### SUPPLIED RECORDS
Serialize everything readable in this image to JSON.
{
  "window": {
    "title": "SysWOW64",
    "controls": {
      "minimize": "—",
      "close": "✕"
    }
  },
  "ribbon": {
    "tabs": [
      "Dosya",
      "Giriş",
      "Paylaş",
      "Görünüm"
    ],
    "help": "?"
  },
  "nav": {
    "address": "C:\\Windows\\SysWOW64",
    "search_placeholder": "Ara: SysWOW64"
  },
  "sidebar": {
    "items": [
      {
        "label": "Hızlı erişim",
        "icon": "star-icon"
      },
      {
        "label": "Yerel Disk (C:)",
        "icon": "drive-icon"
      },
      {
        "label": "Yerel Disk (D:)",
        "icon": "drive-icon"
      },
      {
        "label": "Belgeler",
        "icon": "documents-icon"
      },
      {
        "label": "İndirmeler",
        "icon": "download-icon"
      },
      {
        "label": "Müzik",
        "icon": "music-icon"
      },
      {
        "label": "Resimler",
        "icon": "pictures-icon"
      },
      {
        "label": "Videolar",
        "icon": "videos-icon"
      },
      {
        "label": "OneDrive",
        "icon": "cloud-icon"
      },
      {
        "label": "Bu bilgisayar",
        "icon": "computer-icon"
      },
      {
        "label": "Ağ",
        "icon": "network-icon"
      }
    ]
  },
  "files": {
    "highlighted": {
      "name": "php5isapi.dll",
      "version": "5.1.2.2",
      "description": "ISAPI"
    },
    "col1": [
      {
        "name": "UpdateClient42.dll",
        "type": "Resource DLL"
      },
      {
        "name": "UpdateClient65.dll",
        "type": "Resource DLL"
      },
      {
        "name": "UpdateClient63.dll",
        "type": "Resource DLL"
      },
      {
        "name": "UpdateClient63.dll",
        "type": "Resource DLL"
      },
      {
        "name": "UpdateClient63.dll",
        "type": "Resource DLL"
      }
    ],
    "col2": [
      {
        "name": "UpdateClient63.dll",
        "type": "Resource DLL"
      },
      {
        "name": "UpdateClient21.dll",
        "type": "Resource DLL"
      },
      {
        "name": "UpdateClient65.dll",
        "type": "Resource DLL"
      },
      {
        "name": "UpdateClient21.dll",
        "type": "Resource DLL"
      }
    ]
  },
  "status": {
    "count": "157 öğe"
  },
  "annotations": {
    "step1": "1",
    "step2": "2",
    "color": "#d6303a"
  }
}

### WHAT NEEDS TO BE DONE
Retype the entries exactly, including every line.

### SOLUTION TO THIS TASK
Serialize everything readable in this image to JSON.
{
  "window": {
    "title": "SysWOW64",
    "controls": {
      "minimize": "—",
      "close": "✕"
    }
  },
  "ribbon": {
    "tabs": [
      "Dosya",
      "Giriş",
      "Paylaş",
      "Görünüm"
    ],
    "help": "?"
  },
  "nav": {
    "address": "C:\\Windows\\SysWOW64",
    "search_placeholder": "Ara: SysWOW64"
  },
  "sidebar": {
    "items": [
      {
        "label": "Hızlı erişim",
        "icon": "star-icon"
      },
      {
        "label": "Yerel Disk (C:)",
        "icon": "drive-icon"
      },
      {
        "label": "Yerel Disk (D:)",
        "icon": "drive-icon"
      },
      {
        "label": "Belgeler",
        "icon": "documents-icon"
      },
      {
        "label": "İndirmeler",
        "icon": "download-icon"
      },
      {
        "label": "Müzik",
        "icon": "music-icon"
      },
      {
        "label": "Resimler",
        "icon": "pictures-icon"
      },
      {
        "label": "Videolar",
        "icon": "videos-icon"
      },
      {
        "label": "OneDrive",
        "icon": "cloud-icon"
      },
      {
        "label": "Bu bilgisayar",
        "icon": "computer-icon"
      },
      {
        "label": "Ağ",
        "icon": "network-icon"
      }
    ]
  },
  "files": {
    "highlighted": {
      "name": "php5isapi.dll",
      "version": "5.1.2.2",
      "description": "ISAPI"
    },
    "col1": [
      {
        "name": "UpdateClient42.dll",
        "type": "Resource DLL"
      },
      {
        "name": "UpdateClient65.dll",
        "type": "Resource DLL"
      },
      {
        "name": "UpdateClient63.dll",
        "type": "Resource DLL"
      },
      {
        "name": "UpdateClient63.dll",
        "type": "Resource DLL"
      },
      {
        "name": "UpdateClient63.dll",
        "type": "Resource DLL"
      }
    ],
    "col2": [
      {
        "name": "UpdateClient63.dll",
        "type": "Resource DLL"
      },
      {
        "name": "UpdateClient21.dll",
        "type": "Resource DLL"
      },
      {
        "name": "UpdateClient65.dll",
        "type": "Resource DLL"
      },
      {
        "name": "UpdateClient21.dll",
        "type": "Resource DLL"
      }
    ]
  },
  "status": {
    "count": "157 öğe"
  },
  "annotations": {
    "step1": "1",
    "step2": "2",
    "color": "#d6303a"
  }
}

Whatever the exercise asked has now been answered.